[Exercise description]
Go through the listing and copy every line word for word.

(Collected data entries)

>> start

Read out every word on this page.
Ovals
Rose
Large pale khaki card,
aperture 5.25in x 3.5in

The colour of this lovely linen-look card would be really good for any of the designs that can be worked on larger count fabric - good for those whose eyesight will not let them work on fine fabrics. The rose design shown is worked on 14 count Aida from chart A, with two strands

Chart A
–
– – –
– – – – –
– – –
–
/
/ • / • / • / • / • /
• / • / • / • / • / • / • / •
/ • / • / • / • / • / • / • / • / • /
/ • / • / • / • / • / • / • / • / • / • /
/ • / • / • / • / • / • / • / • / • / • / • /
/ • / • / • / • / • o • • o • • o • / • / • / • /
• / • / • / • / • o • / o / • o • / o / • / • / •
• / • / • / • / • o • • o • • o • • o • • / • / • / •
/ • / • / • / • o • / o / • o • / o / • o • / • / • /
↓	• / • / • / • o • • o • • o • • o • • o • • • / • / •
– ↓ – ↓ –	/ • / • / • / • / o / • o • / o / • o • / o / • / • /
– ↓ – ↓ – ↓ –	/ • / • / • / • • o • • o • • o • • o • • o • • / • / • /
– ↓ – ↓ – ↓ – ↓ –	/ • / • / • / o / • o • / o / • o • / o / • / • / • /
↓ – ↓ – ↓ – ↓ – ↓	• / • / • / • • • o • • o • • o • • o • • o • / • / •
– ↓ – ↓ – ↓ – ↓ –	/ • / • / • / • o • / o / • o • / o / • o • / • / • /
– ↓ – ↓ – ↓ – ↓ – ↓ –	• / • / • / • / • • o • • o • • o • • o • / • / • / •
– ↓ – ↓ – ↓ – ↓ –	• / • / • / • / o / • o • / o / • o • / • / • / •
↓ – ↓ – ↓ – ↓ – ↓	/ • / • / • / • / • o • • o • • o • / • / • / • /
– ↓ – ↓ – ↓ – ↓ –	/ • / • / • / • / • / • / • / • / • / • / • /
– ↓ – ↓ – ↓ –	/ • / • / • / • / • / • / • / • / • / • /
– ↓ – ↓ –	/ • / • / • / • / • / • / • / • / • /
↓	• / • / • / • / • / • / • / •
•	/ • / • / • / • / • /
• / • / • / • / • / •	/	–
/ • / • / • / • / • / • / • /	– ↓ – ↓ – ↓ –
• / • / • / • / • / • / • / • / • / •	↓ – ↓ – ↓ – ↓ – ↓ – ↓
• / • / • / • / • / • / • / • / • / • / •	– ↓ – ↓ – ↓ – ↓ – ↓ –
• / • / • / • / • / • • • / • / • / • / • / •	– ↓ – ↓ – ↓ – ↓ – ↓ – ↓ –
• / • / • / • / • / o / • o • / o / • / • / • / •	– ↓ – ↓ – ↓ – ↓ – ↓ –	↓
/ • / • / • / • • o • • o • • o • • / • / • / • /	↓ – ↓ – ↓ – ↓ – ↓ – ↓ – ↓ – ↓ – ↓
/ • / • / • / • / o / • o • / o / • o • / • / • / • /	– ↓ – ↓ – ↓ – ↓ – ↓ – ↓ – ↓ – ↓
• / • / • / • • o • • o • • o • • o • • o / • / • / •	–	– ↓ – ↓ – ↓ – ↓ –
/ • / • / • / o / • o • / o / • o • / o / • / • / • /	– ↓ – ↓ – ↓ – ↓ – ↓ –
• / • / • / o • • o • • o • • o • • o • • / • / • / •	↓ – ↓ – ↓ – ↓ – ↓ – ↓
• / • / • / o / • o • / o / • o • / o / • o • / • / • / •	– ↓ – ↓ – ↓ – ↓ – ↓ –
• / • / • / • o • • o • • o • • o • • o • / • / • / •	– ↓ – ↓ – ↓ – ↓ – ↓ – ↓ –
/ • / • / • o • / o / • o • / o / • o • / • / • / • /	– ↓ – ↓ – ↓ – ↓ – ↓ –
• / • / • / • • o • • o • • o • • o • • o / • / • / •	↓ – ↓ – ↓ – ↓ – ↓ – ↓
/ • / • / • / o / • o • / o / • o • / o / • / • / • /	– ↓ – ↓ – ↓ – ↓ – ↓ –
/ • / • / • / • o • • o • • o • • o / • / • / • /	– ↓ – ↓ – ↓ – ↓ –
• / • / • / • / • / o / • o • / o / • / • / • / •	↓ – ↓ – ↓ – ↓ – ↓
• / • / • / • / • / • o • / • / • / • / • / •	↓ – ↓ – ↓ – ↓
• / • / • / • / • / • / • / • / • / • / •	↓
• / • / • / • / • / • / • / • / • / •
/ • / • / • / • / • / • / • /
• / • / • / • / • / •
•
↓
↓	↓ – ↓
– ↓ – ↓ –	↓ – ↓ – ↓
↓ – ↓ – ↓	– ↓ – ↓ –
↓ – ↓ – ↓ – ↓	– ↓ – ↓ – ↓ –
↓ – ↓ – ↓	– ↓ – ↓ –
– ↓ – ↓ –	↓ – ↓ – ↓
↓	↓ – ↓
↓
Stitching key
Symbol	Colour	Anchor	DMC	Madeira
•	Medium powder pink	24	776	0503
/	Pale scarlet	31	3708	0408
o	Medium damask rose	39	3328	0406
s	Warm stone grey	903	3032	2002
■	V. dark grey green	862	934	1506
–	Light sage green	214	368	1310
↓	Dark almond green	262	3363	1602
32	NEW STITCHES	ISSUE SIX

>> end

[Output of the exercise]
Read out every word on this page.
Ovals
Rose
Large pale khaki card,
aperture 5.25in x 3.5in

The colour of this lovely linen-look card would be really good for any of the designs that can be worked on larger count fabric - good for those whose eyesight will not let them work on fine fabrics. The rose design shown is worked on 14 count Aida from chart A, with two strands

Chart A
–
– – –
– – – – –
– – –
–
/
/ • / • / • / • / • /
• / • / • / • / • / • / • / •
/ • / • / • / • / • / • / • / • / • /
/ • / • / • / • / • / • / • / • / • / • /
/ • / • / • / • / • / • / • / • / • / • / • /
/ • / • / • / • / • o • • o • • o • / • / • / • /
• / • / • / • / • o • / o / • o • / o / • / • / •
• / • / • / • / • o • • o • • o • • o • • / • / • / •
/ • / • / • / • o • / o / • o • / o / • o • / • / • /
↓	• / • / • / • o • • o • • o • • o • • o • • • / • / •
– ↓ – ↓ –	/ • / • / • / • / o / • o • / o / • o • / o / • / • /
– ↓ – ↓ – ↓ –	/ • / • / • / • • o • • o • • o • • o • • o • • / • / • /
– ↓ – ↓ – ↓ – ↓ –	/ • / • / • / o / • o • / o / • o • / o / • / • / • /
↓ – ↓ – ↓ – ↓ – ↓	• / • / • / • • • o • • o • • o • • o • • o • / • / •
– ↓ – ↓ – ↓ – ↓ –	/ • / • / • / • o • / o / • o • / o / • o • / • / • /
– ↓ – ↓ – ↓ – ↓ – ↓ –	• / • / • / • / • • o • • o • • o • • o • / • / • / •
– ↓ – ↓ – ↓ – ↓ –	• / • / • / • / o / • o • / o / • o • / • / • / •
↓ – ↓ – ↓ – ↓ – ↓	/ • / • / • / • / • o • • o • • o • / • / • / • /
– ↓ – ↓ – ↓ – ↓ –	/ • / • / • / • / • / • / • / • / • / • / • /
– ↓ – ↓ – ↓ –	/ • / • / • / • / • / • / • / • / • / • /
– ↓ – ↓ –	/ • / • / • / • / • / • / • / • / • /
↓	• / • / • / • / • / • / • / •
•	/ • / • / • / • / • /
• / • / • / • / • / •	/	–
/ • / • / • / • / • / • / • /	– ↓ – ↓ – ↓ –
• / • / • / • / • / • / • / • / • / •	↓ – ↓ – ↓ – ↓ – ↓ – ↓
• / • / • / • / • / • / • / • / • / • / •	– ↓ – ↓ – ↓ – ↓ – ↓ –
• / • / • / • / • / • • • / • / • / • / • / •	– ↓ – ↓ – ↓ – ↓ – ↓ – ↓ –
• / • / • / • / • / o / • o • / o / • / • / • / •	– ↓ – ↓ – ↓ – ↓ – ↓ –	↓
/ • / • / • / • • o • • o • • o • • / • / • / • /	↓ – ↓ – ↓ – ↓ – ↓ – ↓ – ↓ – ↓ – ↓
/ • / • / • / • / o / • o • / o / • o • / • / • / • /	– ↓ – ↓ – ↓ – ↓ – ↓ – ↓ – ↓ – ↓
• / • / • / • • o • • o • • o • • o • • o / • / • / •	–	– ↓ – ↓ – ↓ – ↓ –
/ • / • / • / o / • o • / o / • o • / o / • / • / • /	– ↓ – ↓ – ↓ – ↓ – ↓ –
• / • / • / o • • o • • o • • o • • o • • / • / • / •	↓ – ↓ – ↓ – ↓ – ↓ – ↓
• / • / • / o / • o • / o / • o • / o / • o • / • / • / •	– ↓ – ↓ – ↓ – ↓ – ↓ –
• / • / • / • o • • o • • o • • o • • o • / • / • / •	– ↓ – ↓ – ↓ – ↓ – ↓ – ↓ –
/ • / • / • o • / o / • o • / o / • o • / • / • / • /	– ↓ – ↓ – ↓ – ↓ – ↓ –
• / • / • / • • o • • o • • o • • o • • o / • / • / •	↓ – ↓ – ↓ – ↓ – ↓ – ↓
/ • / • / • / o / • o • / o / • o • / o / • / • / • /	– ↓ – ↓ – ↓ – ↓ – ↓ –
/ • / • / • / • o • • o • • o • • o / • / • / • /	– ↓ – ↓ – ↓ – ↓ –
• / • / • / • / • / o / • o • / o / • / • / • / •	↓ – ↓ – ↓ – ↓ – ↓
• / • / • / • / • / • o • / • / • / • / • / •	↓ – ↓ – ↓ – ↓
• / • / • / • / • / • / • / • / • / • / •	↓
• / • / • / • / • / • / • / • / • / •
/ • / • / • / • / • / • / • /
• / • / • / • / • / •
•
↓
↓	↓ – ↓
– ↓ – ↓ –	↓ – ↓ – ↓
↓ – ↓ – ↓	– ↓ – ↓ –
↓ – ↓ – ↓ – ↓	– ↓ – ↓ – ↓ –
↓ – ↓ – ↓	– ↓ – ↓ –
– ↓ – ↓ –	↓ – ↓ – ↓
↓	↓ – ↓
↓
Stitching key
Symbol	Colour	Anchor	DMC	Madeira
•	Medium powder pink	24	776	0503
/	Pale scarlet	31	3708	0408
o	Medium damask rose	39	3328	0406
s	Warm stone grey	903	3032	2002
■	V. dark grey green	862	934	1506
–	Light sage green	214	368	1310
↓	Dark almond green	262	3363	1602
32	NEW STITCHES	ISSUE SIX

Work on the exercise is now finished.